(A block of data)
···

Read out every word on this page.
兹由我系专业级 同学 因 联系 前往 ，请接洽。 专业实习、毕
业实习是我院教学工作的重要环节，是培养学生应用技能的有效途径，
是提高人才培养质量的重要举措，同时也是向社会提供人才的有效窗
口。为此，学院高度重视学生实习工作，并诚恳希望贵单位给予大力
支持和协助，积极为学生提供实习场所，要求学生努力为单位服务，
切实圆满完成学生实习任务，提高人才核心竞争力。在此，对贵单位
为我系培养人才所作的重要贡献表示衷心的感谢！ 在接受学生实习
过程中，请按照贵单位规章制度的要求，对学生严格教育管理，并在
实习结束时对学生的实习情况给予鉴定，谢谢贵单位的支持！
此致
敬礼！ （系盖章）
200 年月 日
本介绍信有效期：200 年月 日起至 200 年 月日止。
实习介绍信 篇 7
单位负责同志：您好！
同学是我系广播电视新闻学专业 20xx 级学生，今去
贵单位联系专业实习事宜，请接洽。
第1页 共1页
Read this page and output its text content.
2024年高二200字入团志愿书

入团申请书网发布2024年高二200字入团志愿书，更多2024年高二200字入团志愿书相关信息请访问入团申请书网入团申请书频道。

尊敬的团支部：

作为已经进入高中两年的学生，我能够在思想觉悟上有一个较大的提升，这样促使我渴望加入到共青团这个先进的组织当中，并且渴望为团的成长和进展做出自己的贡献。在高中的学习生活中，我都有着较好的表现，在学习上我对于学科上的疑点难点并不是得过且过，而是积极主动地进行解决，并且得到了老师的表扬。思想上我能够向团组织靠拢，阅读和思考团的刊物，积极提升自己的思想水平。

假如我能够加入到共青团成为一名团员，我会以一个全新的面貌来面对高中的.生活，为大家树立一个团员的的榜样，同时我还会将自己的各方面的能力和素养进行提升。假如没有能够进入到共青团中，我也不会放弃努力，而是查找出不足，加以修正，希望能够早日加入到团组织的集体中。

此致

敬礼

···

The records above should be returned exactly.

▶ _ANSWER BELOW_
Read out every word on this page.
兹由我系专业级 同学 因 联系 前往 ，请接洽。 专业实习、毕
业实习是我院教学工作的重要环节，是培养学生应用技能的有效途径，
是提高人才培养质量的重要举措，同时也是向社会提供人才的有效窗
口。为此，学院高度重视学生实习工作，并诚恳希望贵单位给予大力
支持和协助，积极为学生提供实习场所，要求学生努力为单位服务，
切实圆满完成学生实习任务，提高人才核心竞争力。在此，对贵单位
为我系培养人才所作的重要贡献表示衷心的感谢！ 在接受学生实习
过程中，请按照贵单位规章制度的要求，对学生严格教育管理，并在
实习结束时对学生的实习情况给予鉴定，谢谢贵单位的支持！
此致
敬礼！ （系盖章）
200 年月 日
本介绍信有效期：200 年月 日起至 200 年 月日止。
实习介绍信 篇 7
单位负责同志：您好！
同学是我系广播电视新闻学专业 20xx 级学生，今去
贵单位联系专业实习事宜，请接洽。
第1页 共1页
Read this page and output its text content.
2024年高二200字入团志愿书

入团申请书网发布2024年高二200字入团志愿书，更多2024年高二200字入团志愿书相关信息请访问入团申请书网入团申请书频道。

尊敬的团支部：

作为已经进入高中两年的学生，我能够在思想觉悟上有一个较大的提升，这样促使我渴望加入到共青团这个先进的组织当中，并且渴望为团的成长和进展做出自己的贡献。在高中的学习生活中，我都有着较好的表现，在学习上我对于学科上的疑点难点并不是得过且过，而是积极主动地进行解决，并且得到了老师的表扬。思想上我能够向团组织靠拢，阅读和思考团的刊物，积极提升自己的思想水平。

假如我能够加入到共青团成为一名团员，我会以一个全新的面貌来面对高中的.生活，为大家树立一个团员的的榜样，同时我还会将自己的各方面的能力和素养进行提升。假如没有能够进入到共青团中，我也不会放弃努力，而是查找出不足，加以修正，希望能够早日加入到团组织的集体中。

此致

敬礼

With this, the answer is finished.